─── Record extracts
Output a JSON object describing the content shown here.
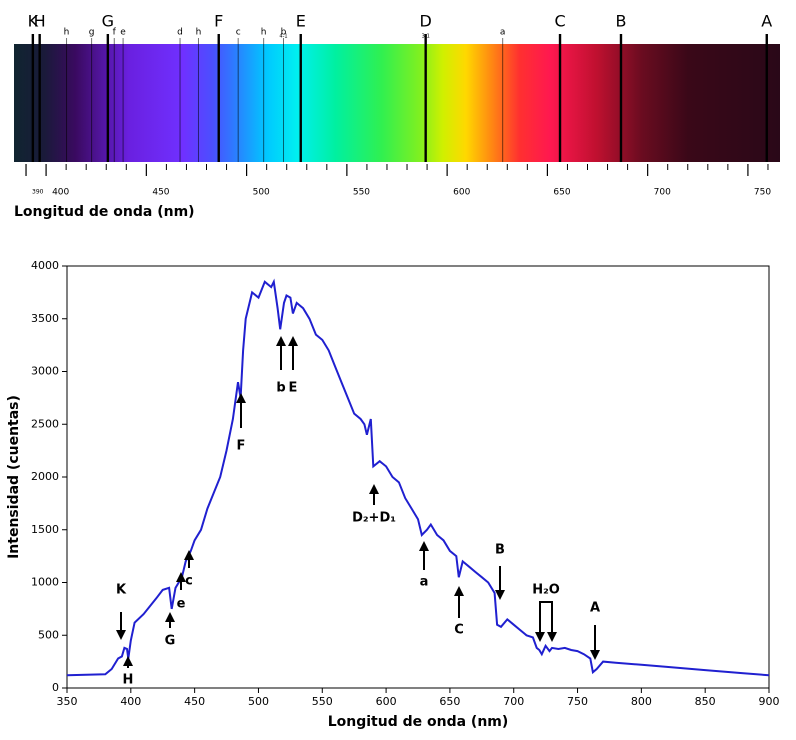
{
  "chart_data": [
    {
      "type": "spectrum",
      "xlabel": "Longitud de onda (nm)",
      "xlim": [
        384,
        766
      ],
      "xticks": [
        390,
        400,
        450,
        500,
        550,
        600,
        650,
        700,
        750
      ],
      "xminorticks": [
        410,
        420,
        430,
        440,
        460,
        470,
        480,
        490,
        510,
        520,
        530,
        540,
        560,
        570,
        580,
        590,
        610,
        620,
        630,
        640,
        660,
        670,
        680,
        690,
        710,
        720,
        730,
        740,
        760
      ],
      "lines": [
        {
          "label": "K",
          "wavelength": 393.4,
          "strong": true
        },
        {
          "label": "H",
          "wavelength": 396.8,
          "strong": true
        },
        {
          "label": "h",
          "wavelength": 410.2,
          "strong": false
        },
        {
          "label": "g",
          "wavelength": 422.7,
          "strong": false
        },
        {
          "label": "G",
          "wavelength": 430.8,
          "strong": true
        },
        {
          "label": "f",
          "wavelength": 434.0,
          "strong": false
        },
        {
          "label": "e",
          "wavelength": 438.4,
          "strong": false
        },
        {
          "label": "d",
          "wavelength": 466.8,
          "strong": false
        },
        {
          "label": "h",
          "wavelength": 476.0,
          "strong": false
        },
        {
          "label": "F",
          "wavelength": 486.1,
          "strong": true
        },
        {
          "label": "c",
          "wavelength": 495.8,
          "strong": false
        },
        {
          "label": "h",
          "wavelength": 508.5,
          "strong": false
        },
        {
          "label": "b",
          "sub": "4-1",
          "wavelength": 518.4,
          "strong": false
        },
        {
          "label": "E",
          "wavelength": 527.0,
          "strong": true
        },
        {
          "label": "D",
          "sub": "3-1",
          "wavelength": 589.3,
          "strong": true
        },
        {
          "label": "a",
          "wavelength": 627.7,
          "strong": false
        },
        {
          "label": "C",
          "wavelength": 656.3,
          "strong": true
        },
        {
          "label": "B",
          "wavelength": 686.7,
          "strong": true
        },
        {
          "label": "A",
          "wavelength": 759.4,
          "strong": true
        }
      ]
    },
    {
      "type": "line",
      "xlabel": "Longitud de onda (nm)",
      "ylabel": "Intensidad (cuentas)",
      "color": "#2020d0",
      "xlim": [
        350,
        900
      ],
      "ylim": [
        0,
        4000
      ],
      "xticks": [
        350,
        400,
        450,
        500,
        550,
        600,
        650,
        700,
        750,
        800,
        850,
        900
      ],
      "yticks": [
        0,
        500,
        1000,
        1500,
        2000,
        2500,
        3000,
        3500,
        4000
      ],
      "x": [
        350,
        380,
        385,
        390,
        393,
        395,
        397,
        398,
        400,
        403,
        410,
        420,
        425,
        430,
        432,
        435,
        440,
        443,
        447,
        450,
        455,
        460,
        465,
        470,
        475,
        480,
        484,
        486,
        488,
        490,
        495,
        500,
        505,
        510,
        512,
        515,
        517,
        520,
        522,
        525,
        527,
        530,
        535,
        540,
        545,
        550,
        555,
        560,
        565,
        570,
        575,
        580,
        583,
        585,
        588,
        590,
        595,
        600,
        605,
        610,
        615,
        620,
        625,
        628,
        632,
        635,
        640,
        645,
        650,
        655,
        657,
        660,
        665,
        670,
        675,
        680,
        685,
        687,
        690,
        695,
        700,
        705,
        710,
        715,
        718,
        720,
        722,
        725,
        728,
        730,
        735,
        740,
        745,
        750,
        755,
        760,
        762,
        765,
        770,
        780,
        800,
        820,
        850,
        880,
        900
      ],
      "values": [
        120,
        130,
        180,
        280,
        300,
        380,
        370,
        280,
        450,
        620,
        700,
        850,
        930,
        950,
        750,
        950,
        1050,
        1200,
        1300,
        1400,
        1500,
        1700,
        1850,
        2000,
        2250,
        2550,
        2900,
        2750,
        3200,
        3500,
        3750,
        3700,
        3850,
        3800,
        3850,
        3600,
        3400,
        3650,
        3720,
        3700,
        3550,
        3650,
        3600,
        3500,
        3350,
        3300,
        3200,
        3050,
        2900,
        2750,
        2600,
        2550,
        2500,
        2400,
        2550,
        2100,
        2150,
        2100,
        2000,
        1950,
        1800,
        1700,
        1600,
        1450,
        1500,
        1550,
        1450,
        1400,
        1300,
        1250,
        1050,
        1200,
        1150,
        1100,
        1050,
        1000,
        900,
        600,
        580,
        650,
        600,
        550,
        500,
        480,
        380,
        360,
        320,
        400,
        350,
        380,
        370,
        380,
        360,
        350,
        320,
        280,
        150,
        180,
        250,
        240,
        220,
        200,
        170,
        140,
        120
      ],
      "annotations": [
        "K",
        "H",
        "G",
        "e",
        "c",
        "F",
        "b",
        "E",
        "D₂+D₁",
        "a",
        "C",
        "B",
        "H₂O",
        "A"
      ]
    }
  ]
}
──────
─── Record extracts
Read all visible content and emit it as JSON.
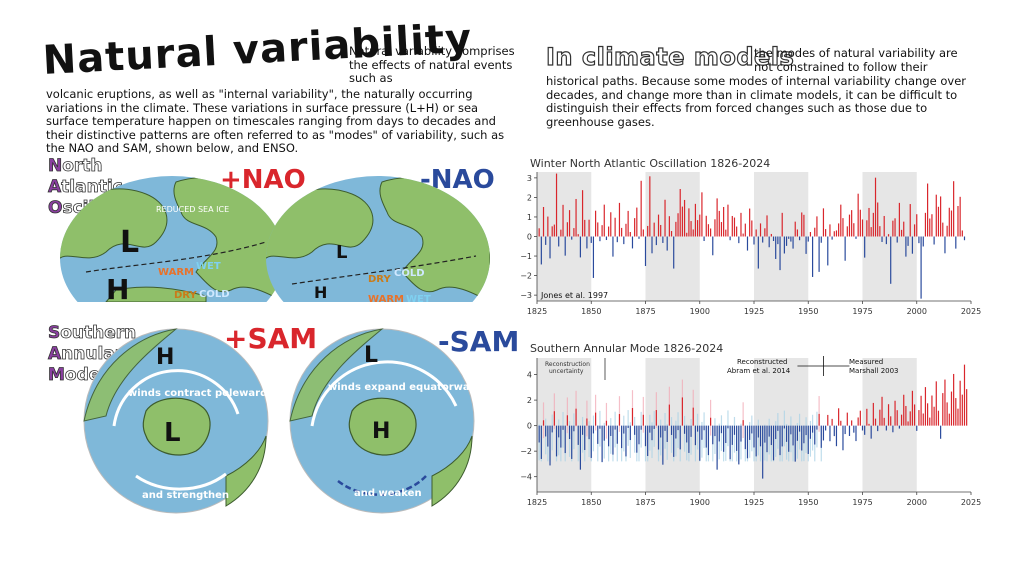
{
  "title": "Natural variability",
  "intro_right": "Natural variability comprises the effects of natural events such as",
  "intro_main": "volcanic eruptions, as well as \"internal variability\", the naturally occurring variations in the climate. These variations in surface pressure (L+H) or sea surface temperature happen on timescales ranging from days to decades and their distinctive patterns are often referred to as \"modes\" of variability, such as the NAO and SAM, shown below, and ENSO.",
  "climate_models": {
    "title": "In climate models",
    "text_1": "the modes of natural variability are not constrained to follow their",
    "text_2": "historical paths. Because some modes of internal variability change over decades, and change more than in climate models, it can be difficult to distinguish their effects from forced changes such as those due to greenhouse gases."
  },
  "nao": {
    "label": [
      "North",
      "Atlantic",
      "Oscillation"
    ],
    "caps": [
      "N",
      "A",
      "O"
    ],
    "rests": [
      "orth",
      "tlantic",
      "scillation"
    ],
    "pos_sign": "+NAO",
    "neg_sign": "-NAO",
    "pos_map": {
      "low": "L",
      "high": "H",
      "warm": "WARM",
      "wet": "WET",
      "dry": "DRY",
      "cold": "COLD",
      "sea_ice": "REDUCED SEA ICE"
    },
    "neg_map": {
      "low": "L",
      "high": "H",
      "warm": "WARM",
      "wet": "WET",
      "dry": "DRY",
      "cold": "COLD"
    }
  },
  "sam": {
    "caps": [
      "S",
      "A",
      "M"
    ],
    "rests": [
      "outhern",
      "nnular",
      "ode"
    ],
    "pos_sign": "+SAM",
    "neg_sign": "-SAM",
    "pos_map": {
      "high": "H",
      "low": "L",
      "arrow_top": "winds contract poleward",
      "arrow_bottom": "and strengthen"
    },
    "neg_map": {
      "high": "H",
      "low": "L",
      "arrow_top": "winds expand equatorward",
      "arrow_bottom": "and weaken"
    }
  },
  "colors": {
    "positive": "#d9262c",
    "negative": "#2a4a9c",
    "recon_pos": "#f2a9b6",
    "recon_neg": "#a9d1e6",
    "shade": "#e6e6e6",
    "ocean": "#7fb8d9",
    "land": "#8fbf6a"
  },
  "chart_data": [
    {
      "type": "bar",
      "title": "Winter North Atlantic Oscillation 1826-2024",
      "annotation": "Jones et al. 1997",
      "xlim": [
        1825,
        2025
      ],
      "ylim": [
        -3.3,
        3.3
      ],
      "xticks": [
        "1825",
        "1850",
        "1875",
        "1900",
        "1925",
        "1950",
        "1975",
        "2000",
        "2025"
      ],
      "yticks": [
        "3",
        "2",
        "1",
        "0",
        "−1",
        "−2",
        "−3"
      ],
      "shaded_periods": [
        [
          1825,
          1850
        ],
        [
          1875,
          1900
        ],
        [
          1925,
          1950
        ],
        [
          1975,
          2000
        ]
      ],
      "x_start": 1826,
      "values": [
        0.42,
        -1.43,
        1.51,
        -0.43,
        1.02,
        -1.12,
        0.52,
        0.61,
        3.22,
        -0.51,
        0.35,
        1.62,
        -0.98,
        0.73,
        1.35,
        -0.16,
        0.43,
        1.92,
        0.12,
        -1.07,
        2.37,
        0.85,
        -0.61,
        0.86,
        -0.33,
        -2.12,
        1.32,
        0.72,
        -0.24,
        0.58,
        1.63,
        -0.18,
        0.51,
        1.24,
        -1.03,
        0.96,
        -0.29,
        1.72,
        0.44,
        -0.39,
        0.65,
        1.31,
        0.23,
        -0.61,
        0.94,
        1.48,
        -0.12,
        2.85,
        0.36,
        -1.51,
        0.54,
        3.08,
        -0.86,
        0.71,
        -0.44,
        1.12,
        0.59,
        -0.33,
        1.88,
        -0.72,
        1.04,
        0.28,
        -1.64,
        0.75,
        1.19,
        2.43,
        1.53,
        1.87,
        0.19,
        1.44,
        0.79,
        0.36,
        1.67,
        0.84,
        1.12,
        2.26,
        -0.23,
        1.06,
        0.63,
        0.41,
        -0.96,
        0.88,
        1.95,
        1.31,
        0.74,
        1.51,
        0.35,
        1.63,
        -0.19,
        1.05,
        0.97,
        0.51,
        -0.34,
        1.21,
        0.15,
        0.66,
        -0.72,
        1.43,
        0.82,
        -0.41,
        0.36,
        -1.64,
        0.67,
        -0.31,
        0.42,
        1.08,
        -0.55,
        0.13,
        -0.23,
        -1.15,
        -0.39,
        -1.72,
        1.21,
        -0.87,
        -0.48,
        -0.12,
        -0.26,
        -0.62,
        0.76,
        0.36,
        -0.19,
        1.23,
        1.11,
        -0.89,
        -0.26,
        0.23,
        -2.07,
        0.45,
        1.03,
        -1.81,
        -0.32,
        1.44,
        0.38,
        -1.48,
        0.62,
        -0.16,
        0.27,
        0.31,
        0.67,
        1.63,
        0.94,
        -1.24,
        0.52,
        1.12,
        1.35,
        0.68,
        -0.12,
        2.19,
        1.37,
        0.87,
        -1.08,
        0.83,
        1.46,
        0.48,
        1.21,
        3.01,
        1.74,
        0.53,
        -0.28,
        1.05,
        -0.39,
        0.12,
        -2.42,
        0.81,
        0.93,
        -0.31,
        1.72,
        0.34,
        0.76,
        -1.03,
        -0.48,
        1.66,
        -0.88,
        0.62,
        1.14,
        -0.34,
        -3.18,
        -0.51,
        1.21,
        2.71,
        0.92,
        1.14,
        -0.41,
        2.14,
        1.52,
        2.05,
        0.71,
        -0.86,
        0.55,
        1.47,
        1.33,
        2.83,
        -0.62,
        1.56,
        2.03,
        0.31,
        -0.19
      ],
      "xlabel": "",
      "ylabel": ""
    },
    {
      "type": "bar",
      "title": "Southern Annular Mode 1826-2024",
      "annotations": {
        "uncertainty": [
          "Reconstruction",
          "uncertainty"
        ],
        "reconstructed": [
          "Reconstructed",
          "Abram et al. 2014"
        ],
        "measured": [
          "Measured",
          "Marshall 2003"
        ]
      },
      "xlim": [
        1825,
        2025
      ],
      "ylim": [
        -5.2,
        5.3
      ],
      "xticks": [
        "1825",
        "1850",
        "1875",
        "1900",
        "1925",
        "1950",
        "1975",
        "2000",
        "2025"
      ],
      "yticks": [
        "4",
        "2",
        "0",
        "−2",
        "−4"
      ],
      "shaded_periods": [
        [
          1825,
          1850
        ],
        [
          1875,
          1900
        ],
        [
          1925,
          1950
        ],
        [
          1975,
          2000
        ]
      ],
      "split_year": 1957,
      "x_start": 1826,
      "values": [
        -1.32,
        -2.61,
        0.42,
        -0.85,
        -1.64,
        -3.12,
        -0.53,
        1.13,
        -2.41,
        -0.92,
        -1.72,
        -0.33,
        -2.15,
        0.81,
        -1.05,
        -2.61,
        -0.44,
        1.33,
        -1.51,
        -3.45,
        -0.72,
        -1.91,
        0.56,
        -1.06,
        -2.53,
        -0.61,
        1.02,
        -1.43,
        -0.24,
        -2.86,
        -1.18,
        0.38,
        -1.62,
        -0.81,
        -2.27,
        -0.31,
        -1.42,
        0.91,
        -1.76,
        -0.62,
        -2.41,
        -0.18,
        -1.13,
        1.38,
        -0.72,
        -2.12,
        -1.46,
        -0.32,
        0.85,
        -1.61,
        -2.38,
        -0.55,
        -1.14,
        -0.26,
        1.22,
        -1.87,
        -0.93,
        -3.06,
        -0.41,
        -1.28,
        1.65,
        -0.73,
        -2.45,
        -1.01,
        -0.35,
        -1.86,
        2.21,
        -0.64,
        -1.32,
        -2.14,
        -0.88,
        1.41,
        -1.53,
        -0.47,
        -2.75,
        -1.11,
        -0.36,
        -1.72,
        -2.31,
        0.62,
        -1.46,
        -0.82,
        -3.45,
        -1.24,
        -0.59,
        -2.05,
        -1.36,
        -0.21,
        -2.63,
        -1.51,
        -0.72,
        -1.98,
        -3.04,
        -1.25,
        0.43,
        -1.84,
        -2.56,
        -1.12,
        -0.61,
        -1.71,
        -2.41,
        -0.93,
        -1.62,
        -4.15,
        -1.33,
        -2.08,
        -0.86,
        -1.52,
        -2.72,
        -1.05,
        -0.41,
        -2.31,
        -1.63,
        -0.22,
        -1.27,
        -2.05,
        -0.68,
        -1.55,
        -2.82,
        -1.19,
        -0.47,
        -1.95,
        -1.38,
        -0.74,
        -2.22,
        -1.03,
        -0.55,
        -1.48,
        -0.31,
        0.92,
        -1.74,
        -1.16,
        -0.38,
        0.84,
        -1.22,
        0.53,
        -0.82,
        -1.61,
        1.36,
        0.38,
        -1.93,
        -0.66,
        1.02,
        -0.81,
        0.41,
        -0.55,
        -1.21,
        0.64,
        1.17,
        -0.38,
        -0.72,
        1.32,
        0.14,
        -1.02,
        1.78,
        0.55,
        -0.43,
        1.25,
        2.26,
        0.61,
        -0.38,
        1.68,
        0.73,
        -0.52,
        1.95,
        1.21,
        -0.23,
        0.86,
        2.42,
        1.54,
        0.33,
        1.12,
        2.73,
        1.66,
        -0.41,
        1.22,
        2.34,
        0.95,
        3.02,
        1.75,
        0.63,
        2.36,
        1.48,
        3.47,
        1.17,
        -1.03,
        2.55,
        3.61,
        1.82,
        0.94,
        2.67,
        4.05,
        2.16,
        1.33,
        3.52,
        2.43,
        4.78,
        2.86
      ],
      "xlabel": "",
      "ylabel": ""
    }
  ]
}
──────
● Written exercise
Which lines hold the word "Oscillation"? Copy every one of them.

● Solution to this task
      "Oscillation"
      "title": "Winter North Atlantic Oscillation 1826-2024",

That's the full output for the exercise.